## begin MATERIAL PROVIDED

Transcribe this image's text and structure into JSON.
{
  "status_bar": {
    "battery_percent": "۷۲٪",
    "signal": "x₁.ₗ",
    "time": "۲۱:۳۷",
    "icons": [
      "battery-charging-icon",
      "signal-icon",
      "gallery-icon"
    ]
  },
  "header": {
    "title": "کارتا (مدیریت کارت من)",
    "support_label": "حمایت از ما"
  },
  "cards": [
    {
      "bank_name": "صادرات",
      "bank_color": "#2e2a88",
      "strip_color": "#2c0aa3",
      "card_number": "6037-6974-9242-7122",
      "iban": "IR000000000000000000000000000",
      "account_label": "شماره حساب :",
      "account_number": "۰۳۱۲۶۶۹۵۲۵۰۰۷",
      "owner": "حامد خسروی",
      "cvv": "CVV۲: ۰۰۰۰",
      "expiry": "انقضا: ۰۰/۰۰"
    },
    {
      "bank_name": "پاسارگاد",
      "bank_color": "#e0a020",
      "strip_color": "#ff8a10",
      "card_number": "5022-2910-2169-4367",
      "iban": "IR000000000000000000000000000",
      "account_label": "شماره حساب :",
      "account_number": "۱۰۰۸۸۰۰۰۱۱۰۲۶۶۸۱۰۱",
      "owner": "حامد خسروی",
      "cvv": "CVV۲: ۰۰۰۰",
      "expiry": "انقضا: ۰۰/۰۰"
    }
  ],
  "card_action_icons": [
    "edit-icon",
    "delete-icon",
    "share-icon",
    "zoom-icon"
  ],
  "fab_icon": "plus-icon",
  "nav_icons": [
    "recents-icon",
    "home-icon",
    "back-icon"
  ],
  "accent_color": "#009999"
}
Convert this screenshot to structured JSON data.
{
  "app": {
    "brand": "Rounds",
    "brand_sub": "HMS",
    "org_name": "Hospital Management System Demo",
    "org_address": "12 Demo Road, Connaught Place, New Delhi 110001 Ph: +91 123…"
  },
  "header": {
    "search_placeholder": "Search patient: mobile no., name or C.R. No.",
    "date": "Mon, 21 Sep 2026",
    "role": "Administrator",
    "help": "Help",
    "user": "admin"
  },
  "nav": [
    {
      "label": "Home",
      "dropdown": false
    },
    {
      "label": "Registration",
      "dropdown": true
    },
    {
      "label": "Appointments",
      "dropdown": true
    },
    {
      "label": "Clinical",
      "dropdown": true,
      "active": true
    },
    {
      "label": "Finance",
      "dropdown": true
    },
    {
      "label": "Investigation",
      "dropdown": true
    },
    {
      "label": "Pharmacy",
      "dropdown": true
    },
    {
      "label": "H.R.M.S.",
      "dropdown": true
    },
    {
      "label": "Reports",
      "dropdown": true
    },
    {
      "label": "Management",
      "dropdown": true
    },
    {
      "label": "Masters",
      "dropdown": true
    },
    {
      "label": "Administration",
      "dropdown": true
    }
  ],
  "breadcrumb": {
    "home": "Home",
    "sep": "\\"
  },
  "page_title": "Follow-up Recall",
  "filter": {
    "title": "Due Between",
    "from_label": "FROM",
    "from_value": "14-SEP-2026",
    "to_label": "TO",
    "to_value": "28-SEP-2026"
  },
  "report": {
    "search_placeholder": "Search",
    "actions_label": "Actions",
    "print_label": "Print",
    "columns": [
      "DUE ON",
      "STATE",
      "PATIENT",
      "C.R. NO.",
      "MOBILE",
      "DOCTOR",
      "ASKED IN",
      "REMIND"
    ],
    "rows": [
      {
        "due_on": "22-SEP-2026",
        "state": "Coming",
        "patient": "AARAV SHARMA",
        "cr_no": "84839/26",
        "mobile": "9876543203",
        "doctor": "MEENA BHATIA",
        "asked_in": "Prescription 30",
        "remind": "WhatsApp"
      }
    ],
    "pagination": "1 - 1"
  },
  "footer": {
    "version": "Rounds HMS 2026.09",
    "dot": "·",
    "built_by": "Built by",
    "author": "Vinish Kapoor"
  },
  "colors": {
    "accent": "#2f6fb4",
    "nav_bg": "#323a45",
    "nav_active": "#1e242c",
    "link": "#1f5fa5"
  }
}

## end MATERIAL PROVIDED

■ DIRECTIVE: Quote all the records. Keep every word exact.

■ COMPLETE OUTPUT:
Transcribe this image's text and structure into JSON.
{
  "status_bar": {
    "battery_percent": "۷۲٪",
    "signal": "x₁.ₗ",
    "time": "۲۱:۳۷",
    "icons": [
      "battery-charging-icon",
      "signal-icon",
      "gallery-icon"
    ]
  },
  "header": {
    "title": "کارتا (مدیریت کارت من)",
    "support_label": "حمایت از ما"
  },
  "cards": [
    {
      "bank_name": "صادرات",
      "bank_color": "#2e2a88",
      "strip_color": "#2c0aa3",
      "card_number": "6037-6974-9242-7122",
      "iban": "IR000000000000000000000000000",
      "account_label": "شماره حساب :",
      "account_number": "۰۳۱۲۶۶۹۵۲۵۰۰۷",
      "owner": "حامد خسروی",
      "cvv": "CVV۲: ۰۰۰۰",
      "expiry": "انقضا: ۰۰/۰۰"
    },
    {
      "bank_name": "پاسارگاد",
      "bank_color": "#e0a020",
      "strip_color": "#ff8a10",
      "card_number": "5022-2910-2169-4367",
      "iban": "IR000000000000000000000000000",
      "account_label": "شماره حساب :",
      "account_number": "۱۰۰۸۸۰۰۰۱۱۰۲۶۶۸۱۰۱",
      "owner": "حامد خسروی",
      "cvv": "CVV۲: ۰۰۰۰",
      "expiry": "انقضا: ۰۰/۰۰"
    }
  ],
  "card_action_icons": [
    "edit-icon",
    "delete-icon",
    "share-icon",
    "zoom-icon"
  ],
  "fab_icon": "plus-icon",
  "nav_icons": [
    "recents-icon",
    "home-icon",
    "back-icon"
  ],
  "accent_color": "#009999"
}
Convert this screenshot to structured JSON data.
{
  "app": {
    "brand": "Rounds",
    "brand_sub": "HMS",
    "org_name": "Hospital Management System Demo",
    "org_address": "12 Demo Road, Connaught Place, New Delhi 110001 Ph: +91 123…"
  },
  "header": {
    "search_placeholder": "Search patient: mobile no., name or C.R. No.",
    "date": "Mon, 21 Sep 2026",
    "role": "Administrator",
    "help": "Help",
    "user": "admin"
  },
  "nav": [
    {
      "label": "Home",
      "dropdown": false
    },
    {
      "label": "Registration",
      "dropdown": true
    },
    {
      "label": "Appointments",
      "dropdown": true
    },
    {
      "label": "Clinical",
      "dropdown": true,
      "active": true
    },
    {
      "label": "Finance",
      "dropdown": true
    },
    {
      "label": "Investigation",
      "dropdown": true
    },
    {
      "label": "Pharmacy",
      "dropdown": true
    },
    {
      "label": "H.R.M.S.",
      "dropdown": true
    },
    {
      "label": "Reports",
      "dropdown": true
    },
    {
      "label": "Management",
      "dropdown": true
    },
    {
      "label": "Masters",
      "dropdown": true
    },
    {
      "label": "Administration",
      "dropdown": true
    }
  ],
  "breadcrumb": {
    "home": "Home",
    "sep": "\\"
  },
  "page_title": "Follow-up Recall",
  "filter": {
    "title": "Due Between",
    "from_label": "FROM",
    "from_value": "14-SEP-2026",
    "to_label": "TO",
    "to_value": "28-SEP-2026"
  },
  "report": {
    "search_placeholder": "Search",
    "actions_label": "Actions",
    "print_label": "Print",
    "columns": [
      "DUE ON",
      "STATE",
      "PATIENT",
      "C.R. NO.",
      "MOBILE",
      "DOCTOR",
      "ASKED IN",
      "REMIND"
    ],
    "rows": [
      {
        "due_on": "22-SEP-2026",
        "state": "Coming",
        "patient": "AARAV SHARMA",
        "cr_no": "84839/26",
        "mobile": "9876543203",
        "doctor": "MEENA BHATIA",
        "asked_in": "Prescription 30",
        "remind": "WhatsApp"
      }
    ],
    "pagination": "1 - 1"
  },
  "footer": {
    "version": "Rounds HMS 2026.09",
    "dot": "·",
    "built_by": "Built by",
    "author": "Vinish Kapoor"
  },
  "colors": {
    "accent": "#2f6fb4",
    "nav_bg": "#323a45",
    "nav_active": "#1e242c",
    "link": "#1f5fa5"
  }
}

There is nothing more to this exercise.